▸ **Stored entries**:
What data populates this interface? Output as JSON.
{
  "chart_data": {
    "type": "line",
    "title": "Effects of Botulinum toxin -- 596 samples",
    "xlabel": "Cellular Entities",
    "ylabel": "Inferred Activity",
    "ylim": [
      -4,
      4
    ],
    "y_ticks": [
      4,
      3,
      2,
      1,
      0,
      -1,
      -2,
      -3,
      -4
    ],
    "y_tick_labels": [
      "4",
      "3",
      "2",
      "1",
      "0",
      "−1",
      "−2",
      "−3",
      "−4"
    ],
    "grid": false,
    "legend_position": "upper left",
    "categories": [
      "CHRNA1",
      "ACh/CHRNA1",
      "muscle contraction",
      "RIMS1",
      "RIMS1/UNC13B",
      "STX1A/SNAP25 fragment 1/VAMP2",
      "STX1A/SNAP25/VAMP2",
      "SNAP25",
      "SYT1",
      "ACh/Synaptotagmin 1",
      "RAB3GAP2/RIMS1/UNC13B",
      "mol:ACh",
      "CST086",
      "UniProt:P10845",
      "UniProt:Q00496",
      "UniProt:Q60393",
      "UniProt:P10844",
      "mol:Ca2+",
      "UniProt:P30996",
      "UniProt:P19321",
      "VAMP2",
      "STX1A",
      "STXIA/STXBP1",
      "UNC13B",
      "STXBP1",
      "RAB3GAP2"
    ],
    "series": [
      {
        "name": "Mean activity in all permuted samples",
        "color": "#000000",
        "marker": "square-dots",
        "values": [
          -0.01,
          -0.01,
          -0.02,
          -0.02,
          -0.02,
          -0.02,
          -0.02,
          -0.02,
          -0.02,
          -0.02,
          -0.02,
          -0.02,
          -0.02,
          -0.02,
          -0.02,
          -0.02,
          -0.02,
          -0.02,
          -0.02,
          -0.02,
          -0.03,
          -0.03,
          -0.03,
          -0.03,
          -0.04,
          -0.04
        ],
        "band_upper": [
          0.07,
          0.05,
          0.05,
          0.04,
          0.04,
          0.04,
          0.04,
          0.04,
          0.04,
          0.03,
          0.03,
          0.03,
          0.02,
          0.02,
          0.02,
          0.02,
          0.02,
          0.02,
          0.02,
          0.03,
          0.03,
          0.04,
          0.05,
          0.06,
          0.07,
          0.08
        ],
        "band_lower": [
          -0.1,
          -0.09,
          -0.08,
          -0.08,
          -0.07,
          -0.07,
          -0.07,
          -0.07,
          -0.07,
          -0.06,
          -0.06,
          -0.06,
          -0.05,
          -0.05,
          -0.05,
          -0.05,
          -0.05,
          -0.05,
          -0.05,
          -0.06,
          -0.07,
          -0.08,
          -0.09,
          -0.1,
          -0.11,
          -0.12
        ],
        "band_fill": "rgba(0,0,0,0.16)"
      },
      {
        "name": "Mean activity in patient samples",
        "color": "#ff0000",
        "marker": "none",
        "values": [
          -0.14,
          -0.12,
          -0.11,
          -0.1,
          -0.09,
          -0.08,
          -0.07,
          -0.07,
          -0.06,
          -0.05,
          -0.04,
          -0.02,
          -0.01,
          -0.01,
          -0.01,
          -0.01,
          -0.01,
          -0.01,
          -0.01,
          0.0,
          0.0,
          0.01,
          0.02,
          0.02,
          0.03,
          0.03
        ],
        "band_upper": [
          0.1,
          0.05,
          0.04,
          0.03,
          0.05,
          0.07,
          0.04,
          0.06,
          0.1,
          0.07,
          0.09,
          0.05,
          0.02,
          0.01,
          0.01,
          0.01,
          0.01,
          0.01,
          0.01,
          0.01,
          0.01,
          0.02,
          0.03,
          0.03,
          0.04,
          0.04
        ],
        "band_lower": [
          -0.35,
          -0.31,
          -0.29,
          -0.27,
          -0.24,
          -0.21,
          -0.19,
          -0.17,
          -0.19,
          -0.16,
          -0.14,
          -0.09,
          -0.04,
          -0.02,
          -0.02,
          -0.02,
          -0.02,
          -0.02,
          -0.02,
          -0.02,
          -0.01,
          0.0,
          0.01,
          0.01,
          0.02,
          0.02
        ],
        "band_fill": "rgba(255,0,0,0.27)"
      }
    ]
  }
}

▸ **WORK ITEM**: Report each line above containing the string "UniProt".

▸ **OUTPUT BELOW**:
      "UniProt:P10845",
      "UniProt:Q00496",
      "UniProt:Q60393",
      "UniProt:P10844",
      "UniProt:P30996",
      "UniProt:P19321",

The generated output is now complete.